**DO THIS:** Put the stretch of entries from the start through the line containing "- data-label: 15: [1145, 450, 1198, 509]" into a JSON list of strings, with one string for each line and blank lines left out.

____ EXTRACTED ENTRIES

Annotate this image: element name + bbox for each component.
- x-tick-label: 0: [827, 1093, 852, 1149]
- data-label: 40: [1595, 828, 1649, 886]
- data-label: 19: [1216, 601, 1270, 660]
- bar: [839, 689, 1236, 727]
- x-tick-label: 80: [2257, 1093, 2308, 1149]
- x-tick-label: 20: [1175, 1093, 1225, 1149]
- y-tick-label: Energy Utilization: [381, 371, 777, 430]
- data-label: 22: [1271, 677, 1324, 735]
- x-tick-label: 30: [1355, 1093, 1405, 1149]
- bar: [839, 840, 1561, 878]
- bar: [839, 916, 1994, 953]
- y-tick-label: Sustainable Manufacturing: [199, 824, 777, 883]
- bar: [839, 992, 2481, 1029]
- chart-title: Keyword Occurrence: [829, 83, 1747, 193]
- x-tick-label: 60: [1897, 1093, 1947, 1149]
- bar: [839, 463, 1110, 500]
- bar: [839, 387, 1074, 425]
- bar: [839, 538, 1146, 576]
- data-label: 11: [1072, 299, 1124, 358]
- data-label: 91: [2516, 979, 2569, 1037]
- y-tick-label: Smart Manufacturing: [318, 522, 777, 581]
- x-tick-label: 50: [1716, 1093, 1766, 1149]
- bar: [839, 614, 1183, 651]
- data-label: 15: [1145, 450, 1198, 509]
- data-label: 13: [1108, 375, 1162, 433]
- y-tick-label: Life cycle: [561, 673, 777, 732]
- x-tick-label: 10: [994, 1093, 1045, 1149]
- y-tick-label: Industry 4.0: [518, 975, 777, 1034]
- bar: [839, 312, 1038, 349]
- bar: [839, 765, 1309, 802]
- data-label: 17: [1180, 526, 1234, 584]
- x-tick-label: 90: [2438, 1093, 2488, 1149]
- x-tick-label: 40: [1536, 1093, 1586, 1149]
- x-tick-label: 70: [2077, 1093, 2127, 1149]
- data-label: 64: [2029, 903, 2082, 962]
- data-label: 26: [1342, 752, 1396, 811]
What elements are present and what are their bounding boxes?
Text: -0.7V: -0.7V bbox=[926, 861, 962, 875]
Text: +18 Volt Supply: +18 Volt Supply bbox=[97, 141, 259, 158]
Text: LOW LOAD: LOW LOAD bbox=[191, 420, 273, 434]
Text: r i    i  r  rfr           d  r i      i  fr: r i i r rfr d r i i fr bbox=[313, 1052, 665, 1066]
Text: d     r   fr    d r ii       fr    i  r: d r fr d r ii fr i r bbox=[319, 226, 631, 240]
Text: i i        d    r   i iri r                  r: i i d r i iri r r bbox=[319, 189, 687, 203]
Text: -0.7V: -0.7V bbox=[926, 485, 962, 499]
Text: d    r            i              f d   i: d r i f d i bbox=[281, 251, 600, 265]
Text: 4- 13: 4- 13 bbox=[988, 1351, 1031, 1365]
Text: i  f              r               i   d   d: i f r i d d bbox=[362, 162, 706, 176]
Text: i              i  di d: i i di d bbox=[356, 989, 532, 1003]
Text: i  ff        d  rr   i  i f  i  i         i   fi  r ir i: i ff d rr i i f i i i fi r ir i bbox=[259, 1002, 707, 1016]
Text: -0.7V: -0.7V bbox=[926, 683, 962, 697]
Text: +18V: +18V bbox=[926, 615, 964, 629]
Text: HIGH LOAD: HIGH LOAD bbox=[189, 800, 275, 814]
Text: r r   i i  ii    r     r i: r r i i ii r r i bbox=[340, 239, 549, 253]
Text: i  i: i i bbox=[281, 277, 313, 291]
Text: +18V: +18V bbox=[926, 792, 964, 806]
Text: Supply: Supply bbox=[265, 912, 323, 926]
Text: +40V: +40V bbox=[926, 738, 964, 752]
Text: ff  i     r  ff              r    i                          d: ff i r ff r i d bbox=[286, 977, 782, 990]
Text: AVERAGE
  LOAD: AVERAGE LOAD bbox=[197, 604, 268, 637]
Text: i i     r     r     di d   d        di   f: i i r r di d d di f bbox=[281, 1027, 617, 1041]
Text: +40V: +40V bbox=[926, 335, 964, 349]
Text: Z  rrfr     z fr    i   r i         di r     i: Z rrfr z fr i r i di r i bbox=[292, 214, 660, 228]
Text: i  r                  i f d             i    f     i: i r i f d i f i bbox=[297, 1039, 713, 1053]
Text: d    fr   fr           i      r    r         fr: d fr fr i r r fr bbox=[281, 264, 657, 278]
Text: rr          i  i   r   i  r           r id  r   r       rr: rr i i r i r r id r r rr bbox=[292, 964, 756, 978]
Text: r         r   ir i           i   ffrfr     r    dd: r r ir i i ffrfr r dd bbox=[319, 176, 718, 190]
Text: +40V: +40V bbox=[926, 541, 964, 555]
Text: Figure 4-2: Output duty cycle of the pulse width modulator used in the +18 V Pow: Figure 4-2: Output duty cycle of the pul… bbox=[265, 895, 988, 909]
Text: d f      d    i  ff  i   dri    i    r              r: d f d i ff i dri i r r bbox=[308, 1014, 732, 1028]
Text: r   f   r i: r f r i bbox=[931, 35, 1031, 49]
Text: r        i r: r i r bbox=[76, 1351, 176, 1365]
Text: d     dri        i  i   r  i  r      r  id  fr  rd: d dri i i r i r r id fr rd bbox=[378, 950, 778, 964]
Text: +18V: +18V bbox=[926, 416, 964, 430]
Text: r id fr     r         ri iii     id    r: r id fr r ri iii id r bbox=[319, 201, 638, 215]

________

**RESULT FOR THIS TASK:**
[
  "Annotate this image: element name + bbox for each component.",
  "- x-tick-label: 0: [827, 1093, 852, 1149]",
  "- data-label: 40: [1595, 828, 1649, 886]",
  "- data-label: 19: [1216, 601, 1270, 660]",
  "- bar: [839, 689, 1236, 727]",
  "- x-tick-label: 80: [2257, 1093, 2308, 1149]",
  "- x-tick-label: 20: [1175, 1093, 1225, 1149]",
  "- y-tick-label: Energy Utilization: [381, 371, 777, 430]",
  "- data-label: 22: [1271, 677, 1324, 735]",
  "- x-tick-label: 30: [1355, 1093, 1405, 1149]",
  "- bar: [839, 840, 1561, 878]",
  "- bar: [839, 916, 1994, 953]",
  "- y-tick-label: Sustainable Manufacturing: [199, 824, 777, 883]",
  "- bar: [839, 992, 2481, 1029]",
  "- chart-title: Keyword Occurrence: [829, 83, 1747, 193]",
  "- x-tick-label: 60: [1897, 1093, 1947, 1149]",
  "- bar: [839, 463, 1110, 500]",
  "- bar: [839, 387, 1074, 425]",
  "- bar: [839, 538, 1146, 576]",
  "- data-label: 11: [1072, 299, 1124, 358]",
  "- data-label: 91: [2516, 979, 2569, 1037]",
  "- y-tick-label: Smart Manufacturing: [318, 522, 777, 581]",
  "- x-tick-label: 50: [1716, 1093, 1766, 1149]",
  "- bar: [839, 614, 1183, 651]",
  "- data-label: 15: [1145, 450, 1198, 509]"
]